■ **EXERCISE GOAL**
Scan the lines below; pull out those with "Simulation".

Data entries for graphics

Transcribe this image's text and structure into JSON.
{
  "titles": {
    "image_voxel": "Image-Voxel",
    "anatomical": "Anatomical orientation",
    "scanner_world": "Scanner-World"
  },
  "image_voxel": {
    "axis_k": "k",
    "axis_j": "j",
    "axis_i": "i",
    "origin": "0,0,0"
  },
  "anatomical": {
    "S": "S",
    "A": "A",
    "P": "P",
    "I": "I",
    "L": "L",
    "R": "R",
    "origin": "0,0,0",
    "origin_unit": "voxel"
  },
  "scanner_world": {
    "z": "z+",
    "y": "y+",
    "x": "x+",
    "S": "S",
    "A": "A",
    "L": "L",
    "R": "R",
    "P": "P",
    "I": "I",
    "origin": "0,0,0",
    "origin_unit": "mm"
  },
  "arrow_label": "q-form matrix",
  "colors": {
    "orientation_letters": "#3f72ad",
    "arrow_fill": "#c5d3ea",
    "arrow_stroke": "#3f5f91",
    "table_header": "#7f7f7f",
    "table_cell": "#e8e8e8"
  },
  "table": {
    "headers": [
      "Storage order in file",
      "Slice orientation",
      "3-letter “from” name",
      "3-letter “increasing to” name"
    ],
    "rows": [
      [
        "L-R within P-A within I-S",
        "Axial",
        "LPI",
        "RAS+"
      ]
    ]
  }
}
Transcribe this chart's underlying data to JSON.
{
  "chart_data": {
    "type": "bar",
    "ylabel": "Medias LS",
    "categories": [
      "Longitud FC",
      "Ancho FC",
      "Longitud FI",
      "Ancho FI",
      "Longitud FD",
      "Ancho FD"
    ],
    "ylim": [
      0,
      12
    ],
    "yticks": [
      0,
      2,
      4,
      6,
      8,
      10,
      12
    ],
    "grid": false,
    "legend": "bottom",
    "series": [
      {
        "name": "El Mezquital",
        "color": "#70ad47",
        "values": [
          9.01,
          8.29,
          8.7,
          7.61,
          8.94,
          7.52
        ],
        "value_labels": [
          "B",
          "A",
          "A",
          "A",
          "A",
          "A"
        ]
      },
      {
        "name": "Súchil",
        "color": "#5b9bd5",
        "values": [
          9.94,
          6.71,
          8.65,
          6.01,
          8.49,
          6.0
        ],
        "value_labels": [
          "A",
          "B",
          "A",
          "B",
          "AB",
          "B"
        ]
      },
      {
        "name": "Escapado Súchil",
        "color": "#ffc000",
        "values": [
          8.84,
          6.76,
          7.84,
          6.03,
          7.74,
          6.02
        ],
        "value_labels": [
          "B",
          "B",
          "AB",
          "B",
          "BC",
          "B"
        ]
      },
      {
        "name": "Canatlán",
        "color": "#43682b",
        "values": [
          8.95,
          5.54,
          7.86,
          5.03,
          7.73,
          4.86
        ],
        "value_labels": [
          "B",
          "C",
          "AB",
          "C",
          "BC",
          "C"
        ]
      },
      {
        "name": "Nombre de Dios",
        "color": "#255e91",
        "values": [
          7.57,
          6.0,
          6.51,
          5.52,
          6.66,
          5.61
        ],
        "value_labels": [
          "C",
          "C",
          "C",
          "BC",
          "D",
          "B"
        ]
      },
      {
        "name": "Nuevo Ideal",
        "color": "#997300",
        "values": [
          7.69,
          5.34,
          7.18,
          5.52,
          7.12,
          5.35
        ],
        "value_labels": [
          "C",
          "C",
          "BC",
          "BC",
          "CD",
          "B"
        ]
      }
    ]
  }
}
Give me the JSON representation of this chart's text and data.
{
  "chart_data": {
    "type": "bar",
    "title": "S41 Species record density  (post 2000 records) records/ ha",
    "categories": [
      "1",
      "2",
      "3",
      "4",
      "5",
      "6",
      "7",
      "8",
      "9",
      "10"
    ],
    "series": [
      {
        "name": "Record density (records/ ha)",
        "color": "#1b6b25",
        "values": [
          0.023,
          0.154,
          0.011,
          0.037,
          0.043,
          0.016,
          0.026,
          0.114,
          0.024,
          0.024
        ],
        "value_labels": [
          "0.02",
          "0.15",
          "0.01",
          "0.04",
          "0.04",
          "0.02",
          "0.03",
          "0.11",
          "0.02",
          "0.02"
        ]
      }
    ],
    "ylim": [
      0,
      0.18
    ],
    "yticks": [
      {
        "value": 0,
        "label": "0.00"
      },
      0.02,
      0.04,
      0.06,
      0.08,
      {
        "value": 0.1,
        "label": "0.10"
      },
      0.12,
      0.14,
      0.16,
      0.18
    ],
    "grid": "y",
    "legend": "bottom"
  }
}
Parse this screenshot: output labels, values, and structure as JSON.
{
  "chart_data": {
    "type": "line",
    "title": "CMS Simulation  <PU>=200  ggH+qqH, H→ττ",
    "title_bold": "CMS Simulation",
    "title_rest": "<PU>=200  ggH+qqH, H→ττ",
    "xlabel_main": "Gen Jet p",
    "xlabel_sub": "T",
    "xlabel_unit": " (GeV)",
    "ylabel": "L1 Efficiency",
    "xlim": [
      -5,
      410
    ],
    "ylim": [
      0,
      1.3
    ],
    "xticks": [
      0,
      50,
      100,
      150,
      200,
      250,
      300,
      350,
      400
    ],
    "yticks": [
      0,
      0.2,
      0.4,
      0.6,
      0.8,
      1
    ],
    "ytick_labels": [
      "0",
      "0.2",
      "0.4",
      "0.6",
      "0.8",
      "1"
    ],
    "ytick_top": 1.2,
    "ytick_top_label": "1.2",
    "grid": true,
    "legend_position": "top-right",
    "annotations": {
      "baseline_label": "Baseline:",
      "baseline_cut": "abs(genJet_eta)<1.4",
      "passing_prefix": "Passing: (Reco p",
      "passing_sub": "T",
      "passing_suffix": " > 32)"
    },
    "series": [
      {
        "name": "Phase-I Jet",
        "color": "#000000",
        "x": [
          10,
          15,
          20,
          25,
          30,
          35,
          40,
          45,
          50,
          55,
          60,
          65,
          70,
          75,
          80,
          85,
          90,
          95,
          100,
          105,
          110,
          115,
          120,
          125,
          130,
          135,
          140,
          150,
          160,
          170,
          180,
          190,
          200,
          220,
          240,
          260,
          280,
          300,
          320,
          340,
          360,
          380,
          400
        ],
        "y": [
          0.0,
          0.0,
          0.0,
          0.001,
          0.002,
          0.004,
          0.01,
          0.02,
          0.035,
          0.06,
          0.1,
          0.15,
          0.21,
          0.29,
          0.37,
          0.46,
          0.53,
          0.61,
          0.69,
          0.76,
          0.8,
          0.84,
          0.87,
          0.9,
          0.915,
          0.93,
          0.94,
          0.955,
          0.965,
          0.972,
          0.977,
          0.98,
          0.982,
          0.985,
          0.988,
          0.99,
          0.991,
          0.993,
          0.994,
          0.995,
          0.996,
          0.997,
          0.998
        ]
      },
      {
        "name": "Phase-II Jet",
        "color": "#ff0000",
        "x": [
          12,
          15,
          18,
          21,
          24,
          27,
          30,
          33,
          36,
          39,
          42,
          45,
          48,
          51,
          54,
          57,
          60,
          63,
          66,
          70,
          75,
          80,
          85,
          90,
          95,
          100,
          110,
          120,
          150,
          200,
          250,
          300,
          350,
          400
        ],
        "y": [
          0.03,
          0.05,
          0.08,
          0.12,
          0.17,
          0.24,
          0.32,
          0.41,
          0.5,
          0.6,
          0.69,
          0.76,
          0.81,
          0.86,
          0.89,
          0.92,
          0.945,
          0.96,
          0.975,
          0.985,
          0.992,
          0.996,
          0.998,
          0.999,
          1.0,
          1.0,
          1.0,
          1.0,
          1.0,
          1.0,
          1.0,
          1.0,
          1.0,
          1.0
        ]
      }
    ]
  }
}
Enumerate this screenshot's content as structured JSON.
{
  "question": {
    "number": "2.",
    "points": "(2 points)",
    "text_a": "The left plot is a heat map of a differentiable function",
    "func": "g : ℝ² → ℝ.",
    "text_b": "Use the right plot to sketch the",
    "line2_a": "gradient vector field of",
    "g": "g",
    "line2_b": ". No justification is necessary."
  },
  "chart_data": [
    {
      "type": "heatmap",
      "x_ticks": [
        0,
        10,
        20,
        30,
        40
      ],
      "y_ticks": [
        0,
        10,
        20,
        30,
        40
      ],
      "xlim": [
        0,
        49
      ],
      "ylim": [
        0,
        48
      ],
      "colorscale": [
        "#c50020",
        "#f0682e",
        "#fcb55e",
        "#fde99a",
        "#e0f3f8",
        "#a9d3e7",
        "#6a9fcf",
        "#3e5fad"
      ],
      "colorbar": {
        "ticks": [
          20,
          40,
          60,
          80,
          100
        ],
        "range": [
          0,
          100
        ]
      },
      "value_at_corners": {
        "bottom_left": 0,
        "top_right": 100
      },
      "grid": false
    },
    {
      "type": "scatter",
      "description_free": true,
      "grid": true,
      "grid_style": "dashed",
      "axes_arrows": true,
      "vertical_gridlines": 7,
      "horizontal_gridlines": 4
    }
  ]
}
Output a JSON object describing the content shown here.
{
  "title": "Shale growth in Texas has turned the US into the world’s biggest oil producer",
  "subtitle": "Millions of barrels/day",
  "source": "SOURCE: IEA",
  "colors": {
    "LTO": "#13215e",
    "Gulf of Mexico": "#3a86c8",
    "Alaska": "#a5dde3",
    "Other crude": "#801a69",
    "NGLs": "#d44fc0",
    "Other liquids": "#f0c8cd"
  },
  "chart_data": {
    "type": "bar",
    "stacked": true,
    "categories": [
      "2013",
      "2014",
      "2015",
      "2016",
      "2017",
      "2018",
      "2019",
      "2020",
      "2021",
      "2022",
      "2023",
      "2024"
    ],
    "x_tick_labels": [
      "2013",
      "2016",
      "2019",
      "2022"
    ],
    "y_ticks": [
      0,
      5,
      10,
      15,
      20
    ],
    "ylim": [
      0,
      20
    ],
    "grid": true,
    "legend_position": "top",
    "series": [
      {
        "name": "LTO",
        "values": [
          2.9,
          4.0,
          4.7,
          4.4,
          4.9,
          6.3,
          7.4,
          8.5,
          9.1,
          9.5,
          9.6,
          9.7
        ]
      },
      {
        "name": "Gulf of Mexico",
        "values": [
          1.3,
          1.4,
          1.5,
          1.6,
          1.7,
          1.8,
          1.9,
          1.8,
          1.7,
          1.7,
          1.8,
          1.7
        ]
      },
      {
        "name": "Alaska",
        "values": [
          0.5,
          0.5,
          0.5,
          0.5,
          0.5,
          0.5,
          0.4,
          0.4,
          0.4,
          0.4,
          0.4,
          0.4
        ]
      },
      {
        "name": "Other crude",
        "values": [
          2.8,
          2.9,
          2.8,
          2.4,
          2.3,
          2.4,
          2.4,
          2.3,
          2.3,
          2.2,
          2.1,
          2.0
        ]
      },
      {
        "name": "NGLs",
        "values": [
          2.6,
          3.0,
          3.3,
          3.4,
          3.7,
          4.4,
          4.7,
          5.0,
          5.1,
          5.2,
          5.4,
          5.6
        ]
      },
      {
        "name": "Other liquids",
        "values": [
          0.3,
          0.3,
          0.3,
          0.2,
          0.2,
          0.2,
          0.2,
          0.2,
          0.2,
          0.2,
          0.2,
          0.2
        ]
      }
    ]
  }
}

■ **ANSWER TO THE PROBLEM**
    "title": "CMS Simulation  <PU>=200  ggH+qqH, H→ττ",
    "title_bold": "CMS Simulation",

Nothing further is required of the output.